Check each line of the listing, and copy it if it contains the word "color".
··· MATERIAL PROVIDED ···
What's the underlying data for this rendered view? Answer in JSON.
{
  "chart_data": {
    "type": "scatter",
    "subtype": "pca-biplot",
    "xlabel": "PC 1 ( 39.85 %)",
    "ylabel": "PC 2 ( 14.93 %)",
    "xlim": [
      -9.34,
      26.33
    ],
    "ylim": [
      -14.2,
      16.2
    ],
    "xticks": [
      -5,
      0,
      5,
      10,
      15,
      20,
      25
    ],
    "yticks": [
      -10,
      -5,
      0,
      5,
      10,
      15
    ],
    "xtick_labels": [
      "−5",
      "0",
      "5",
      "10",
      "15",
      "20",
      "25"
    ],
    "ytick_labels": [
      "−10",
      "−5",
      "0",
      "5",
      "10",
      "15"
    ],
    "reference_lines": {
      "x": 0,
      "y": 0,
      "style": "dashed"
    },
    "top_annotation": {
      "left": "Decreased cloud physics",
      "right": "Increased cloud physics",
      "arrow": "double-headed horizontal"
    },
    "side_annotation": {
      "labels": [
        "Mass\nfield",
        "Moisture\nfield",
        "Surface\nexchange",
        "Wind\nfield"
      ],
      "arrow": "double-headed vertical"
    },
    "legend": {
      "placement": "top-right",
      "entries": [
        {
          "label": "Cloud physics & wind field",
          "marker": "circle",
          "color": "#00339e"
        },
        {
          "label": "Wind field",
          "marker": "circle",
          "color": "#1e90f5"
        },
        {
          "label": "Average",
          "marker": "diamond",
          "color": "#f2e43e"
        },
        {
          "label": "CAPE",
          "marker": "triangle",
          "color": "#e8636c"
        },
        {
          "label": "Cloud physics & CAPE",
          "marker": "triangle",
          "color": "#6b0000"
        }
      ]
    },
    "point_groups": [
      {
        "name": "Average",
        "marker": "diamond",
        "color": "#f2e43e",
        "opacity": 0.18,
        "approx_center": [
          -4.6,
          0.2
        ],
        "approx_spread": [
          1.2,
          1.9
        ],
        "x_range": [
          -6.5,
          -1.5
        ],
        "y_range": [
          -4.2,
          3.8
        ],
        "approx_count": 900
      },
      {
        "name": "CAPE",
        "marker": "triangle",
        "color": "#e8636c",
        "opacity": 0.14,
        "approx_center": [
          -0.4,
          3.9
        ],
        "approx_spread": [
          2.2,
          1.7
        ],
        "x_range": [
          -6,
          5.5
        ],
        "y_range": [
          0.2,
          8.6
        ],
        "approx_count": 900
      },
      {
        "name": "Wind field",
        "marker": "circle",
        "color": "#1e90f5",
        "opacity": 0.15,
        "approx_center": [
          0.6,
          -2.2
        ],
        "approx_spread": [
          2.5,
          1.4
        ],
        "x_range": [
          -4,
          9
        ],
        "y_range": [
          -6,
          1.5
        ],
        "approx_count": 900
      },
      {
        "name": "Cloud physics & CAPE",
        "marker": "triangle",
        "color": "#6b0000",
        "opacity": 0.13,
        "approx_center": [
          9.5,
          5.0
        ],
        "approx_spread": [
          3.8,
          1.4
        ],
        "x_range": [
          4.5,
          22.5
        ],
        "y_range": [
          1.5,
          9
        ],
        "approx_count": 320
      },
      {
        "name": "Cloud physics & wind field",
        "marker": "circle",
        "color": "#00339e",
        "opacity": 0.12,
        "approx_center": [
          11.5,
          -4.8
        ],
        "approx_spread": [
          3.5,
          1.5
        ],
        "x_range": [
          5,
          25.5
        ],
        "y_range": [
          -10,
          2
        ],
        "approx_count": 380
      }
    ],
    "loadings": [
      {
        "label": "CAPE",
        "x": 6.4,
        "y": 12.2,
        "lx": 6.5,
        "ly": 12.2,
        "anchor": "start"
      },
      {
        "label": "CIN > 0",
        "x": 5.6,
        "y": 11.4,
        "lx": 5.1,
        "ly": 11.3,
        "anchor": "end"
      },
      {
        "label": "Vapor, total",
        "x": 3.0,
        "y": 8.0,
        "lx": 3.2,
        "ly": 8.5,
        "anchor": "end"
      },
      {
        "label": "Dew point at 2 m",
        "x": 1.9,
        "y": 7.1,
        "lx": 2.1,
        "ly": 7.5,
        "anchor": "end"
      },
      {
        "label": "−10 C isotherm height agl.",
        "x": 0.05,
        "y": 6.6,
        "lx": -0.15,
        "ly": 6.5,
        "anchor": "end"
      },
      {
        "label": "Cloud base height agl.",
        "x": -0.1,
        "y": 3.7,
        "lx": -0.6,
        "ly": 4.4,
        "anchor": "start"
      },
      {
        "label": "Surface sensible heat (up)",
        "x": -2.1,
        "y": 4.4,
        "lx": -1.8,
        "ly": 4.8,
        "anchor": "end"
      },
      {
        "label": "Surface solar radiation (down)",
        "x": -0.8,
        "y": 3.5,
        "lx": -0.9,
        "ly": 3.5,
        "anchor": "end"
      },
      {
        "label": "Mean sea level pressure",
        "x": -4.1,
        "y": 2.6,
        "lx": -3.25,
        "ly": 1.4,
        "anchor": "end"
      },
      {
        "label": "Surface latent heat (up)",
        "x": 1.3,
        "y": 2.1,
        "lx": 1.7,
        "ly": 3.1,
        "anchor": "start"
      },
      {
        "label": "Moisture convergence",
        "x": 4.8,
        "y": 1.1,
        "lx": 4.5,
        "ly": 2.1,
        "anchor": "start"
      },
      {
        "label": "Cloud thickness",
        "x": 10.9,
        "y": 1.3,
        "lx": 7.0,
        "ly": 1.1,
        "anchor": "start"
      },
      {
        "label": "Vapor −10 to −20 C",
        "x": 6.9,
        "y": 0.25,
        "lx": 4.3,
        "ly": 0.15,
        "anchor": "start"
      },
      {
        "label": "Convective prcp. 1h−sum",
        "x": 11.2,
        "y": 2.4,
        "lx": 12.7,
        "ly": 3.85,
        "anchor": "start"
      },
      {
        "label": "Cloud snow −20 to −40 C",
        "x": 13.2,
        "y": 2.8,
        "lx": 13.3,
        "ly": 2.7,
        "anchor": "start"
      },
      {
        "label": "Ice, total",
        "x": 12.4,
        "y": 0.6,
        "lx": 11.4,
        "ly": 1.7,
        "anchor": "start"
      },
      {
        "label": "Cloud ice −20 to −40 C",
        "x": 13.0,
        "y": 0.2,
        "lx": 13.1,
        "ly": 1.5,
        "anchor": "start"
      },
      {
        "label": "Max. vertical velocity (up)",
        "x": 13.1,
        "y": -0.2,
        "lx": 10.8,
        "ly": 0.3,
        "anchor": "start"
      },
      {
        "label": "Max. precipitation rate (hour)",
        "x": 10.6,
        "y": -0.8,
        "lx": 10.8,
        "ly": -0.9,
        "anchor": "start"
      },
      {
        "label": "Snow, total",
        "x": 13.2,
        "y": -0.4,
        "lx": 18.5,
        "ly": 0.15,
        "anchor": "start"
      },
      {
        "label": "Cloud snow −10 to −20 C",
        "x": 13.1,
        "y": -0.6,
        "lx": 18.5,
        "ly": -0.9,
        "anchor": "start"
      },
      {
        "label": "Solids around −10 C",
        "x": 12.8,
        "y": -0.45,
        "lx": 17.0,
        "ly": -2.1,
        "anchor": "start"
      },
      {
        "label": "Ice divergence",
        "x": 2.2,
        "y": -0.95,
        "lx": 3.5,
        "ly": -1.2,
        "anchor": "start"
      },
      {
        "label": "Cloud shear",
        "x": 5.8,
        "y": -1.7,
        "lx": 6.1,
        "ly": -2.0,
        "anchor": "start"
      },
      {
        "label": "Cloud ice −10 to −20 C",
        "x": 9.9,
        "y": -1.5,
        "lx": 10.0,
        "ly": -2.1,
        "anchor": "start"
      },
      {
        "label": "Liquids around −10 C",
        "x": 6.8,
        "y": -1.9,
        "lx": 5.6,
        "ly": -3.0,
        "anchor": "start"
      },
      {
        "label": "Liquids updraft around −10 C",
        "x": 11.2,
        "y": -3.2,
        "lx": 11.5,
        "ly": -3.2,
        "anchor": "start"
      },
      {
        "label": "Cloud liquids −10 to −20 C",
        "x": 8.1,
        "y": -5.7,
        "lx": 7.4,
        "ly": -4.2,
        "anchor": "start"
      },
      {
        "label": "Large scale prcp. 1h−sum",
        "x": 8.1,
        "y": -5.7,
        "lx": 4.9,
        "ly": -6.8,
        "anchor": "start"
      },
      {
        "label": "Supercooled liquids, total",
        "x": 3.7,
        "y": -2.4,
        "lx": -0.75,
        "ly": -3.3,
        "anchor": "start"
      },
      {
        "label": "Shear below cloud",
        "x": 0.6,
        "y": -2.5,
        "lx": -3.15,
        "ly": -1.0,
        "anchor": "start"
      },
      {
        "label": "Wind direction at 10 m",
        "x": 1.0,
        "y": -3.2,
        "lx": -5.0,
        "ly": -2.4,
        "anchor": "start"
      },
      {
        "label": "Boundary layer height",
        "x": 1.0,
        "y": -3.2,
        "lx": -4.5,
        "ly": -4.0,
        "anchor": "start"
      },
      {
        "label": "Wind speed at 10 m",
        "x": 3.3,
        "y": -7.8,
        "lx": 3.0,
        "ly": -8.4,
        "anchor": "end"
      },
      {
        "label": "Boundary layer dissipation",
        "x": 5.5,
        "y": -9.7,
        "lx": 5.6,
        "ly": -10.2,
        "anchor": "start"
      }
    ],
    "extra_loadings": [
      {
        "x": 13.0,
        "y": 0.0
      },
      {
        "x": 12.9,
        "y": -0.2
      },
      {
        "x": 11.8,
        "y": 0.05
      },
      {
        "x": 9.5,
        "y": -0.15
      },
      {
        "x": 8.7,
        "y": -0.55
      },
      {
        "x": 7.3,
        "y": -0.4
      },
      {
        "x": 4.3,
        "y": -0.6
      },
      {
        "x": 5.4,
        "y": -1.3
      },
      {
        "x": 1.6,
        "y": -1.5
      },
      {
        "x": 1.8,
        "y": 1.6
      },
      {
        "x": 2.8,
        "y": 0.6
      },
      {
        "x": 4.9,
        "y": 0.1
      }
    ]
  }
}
···
### EXERCISE RESULT
          "color": "#00339e"
          "color": "#1e90f5"
          "color": "#f2e43e"
          "color": "#e8636c"
          "color": "#6b0000"
        "color": "#f2e43e",
        "color": "#e8636c",
        "color": "#1e90f5",
        "color": "#6b0000",
        "color": "#00339e",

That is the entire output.